DATA SUPPLIED:
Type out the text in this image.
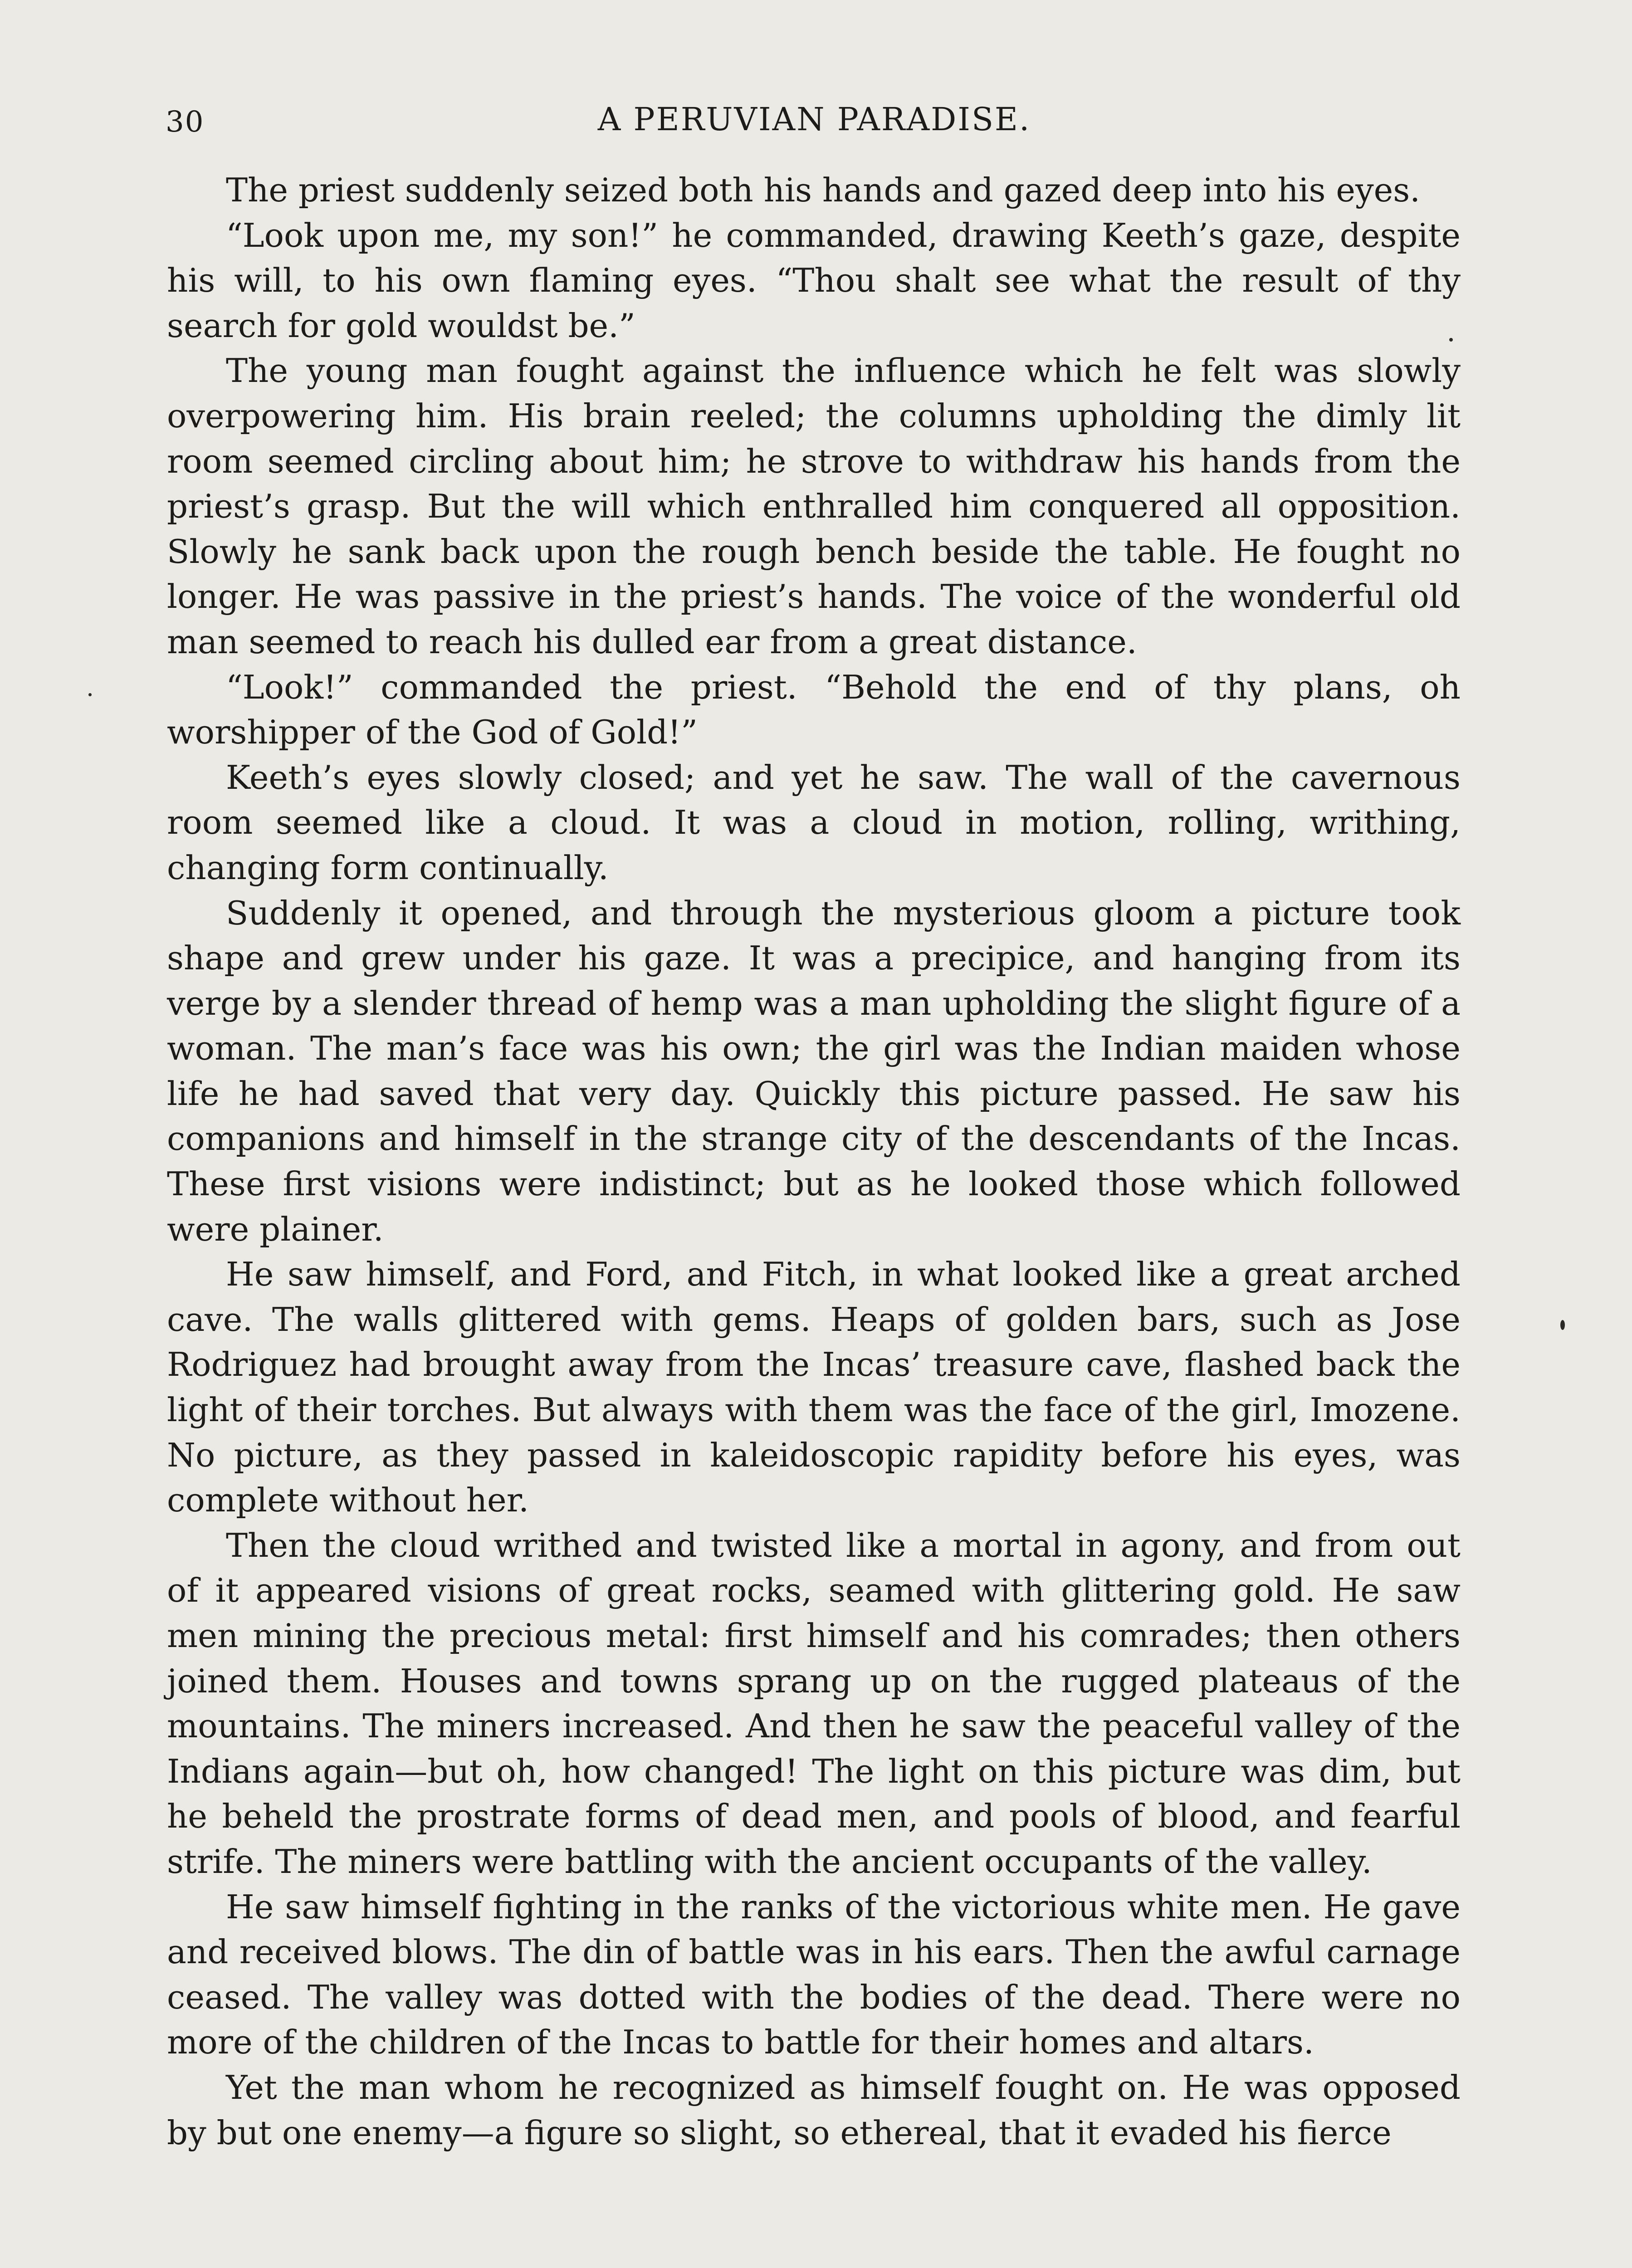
30	A PERUVIAN PARADISE.

The priest suddenly seized both his hands and gazed deep into his eyes.

“Look upon me, my son!” he commanded, drawing Keeth’s gaze, despite his will, to his own flaming eyes. “Thou shalt see what the result of thy search for gold wouldst be.”

The young man fought against the influence which he felt was slowly overpowering him. His brain reeled; the columns upholding the dimly lit room seemed circling about him; he strove to withdraw his hands from the priest’s grasp. But the will which enthralled him conquered all opposition. Slowly he sank back upon the rough bench beside the table. He fought no longer. He was passive in the priest’s hands. The voice of the wonderful old man seemed to reach his dulled ear from a great distance.

“Look!” commanded the priest. “Behold the end of thy plans, oh worshipper of the God of Gold!”

Keeth’s eyes slowly closed; and yet he saw. The wall of the cavernous room seemed like a cloud. It was a cloud in motion, rolling, writhing, changing form continually.

Suddenly it opened, and through the mysterious gloom a picture took shape and grew under his gaze. It was a precipice, and hanging from its verge by a slender thread of hemp was a man upholding the slight figure of a woman. The man’s face was his own; the girl was the Indian maiden whose life he had saved that very day. Quickly this picture passed. He saw his companions and himself in the strange city of the descendants of the Incas. These first visions were indistinct; but as he looked those which followed were plainer.

He saw himself, and Ford, and Fitch, in what looked like a great arched cave. The walls glittered with gems. Heaps of golden bars, such as Jose Rodriguez had brought away from the Incas’ treasure cave, flashed back the light of their torches. But always with them was the face of the girl, Imozene. No picture, as they passed in kaleidoscopic rapidity before his eyes, was complete without her.

Then the cloud writhed and twisted like a mortal in agony, and from out of it appeared visions of great rocks, seamed with glittering gold. He saw men mining the precious metal: first himself and his comrades; then others joined them. Houses and towns sprang up on the rugged plateaus of the mountains. The miners increased. And then he saw the peaceful valley of the Indians again—but oh, how changed! The light on this picture was dim, but he beheld the prostrate forms of dead men, and pools of blood, and fearful strife. The miners were battling with the ancient occupants of the valley.

He saw himself fighting in the ranks of the victorious white men. He gave and received blows. The din of battle was in his ears. Then the awful carnage ceased. The valley was dotted with the bodies of the dead. There were no more of the children of the Incas to battle for their homes and altars.

Yet the man whom he recognized as himself fought on. He was opposed by but one enemy—a figure so slight, so ethereal, that it evaded his fierce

WHAT THE TASK ASKS: Write out the records above exactly as they stand, leaving out every picture.

SOLVED EXERCISE:
Type out the text in this image.
30	A PERUVIAN PARADISE.

The priest suddenly seized both his hands and gazed deep into his eyes.

“Look upon me, my son!” he commanded, drawing Keeth’s gaze, despite his will, to his own flaming eyes. “Thou shalt see what the result of thy search for gold wouldst be.”

The young man fought against the influence which he felt was slowly overpowering him. His brain reeled; the columns upholding the dimly lit room seemed circling about him; he strove to withdraw his hands from the priest’s grasp. But the will which enthralled him conquered all opposition. Slowly he sank back upon the rough bench beside the table. He fought no longer. He was passive in the priest’s hands. The voice of the wonderful old man seemed to reach his dulled ear from a great distance.

“Look!” commanded the priest. “Behold the end of thy plans, oh worshipper of the God of Gold!”

Keeth’s eyes slowly closed; and yet he saw. The wall of the cavernous room seemed like a cloud. It was a cloud in motion, rolling, writhing, changing form continually.

Suddenly it opened, and through the mysterious gloom a picture took shape and grew under his gaze. It was a precipice, and hanging from its verge by a slender thread of hemp was a man upholding the slight figure of a woman. The man’s face was his own; the girl was the Indian maiden whose life he had saved that very day. Quickly this picture passed. He saw his companions and himself in the strange city of the descendants of the Incas. These first visions were indistinct; but as he looked those which followed were plainer.

He saw himself, and Ford, and Fitch, in what looked like a great arched cave. The walls glittered with gems. Heaps of golden bars, such as Jose Rodriguez had brought away from the Incas’ treasure cave, flashed back the light of their torches. But always with them was the face of the girl, Imozene. No picture, as they passed in kaleidoscopic rapidity before his eyes, was complete without her.

Then the cloud writhed and twisted like a mortal in agony, and from out of it appeared visions of great rocks, seamed with glittering gold. He saw men mining the precious metal: first himself and his comrades; then others joined them. Houses and towns sprang up on the rugged plateaus of the mountains. The miners increased. And then he saw the peaceful valley of the Indians again—but oh, how changed! The light on this picture was dim, but he beheld the prostrate forms of dead men, and pools of blood, and fearful strife. The miners were battling with the ancient occupants of the valley.

He saw himself fighting in the ranks of the victorious white men. He gave and received blows. The din of battle was in his ears. Then the awful carnage ceased. The valley was dotted with the bodies of the dead. There were no more of the children of the Incas to battle for their homes and altars.

Yet the man whom he recognized as himself fought on. He was opposed by but one enemy—a figure so slight, so ethereal, that it evaded his fierce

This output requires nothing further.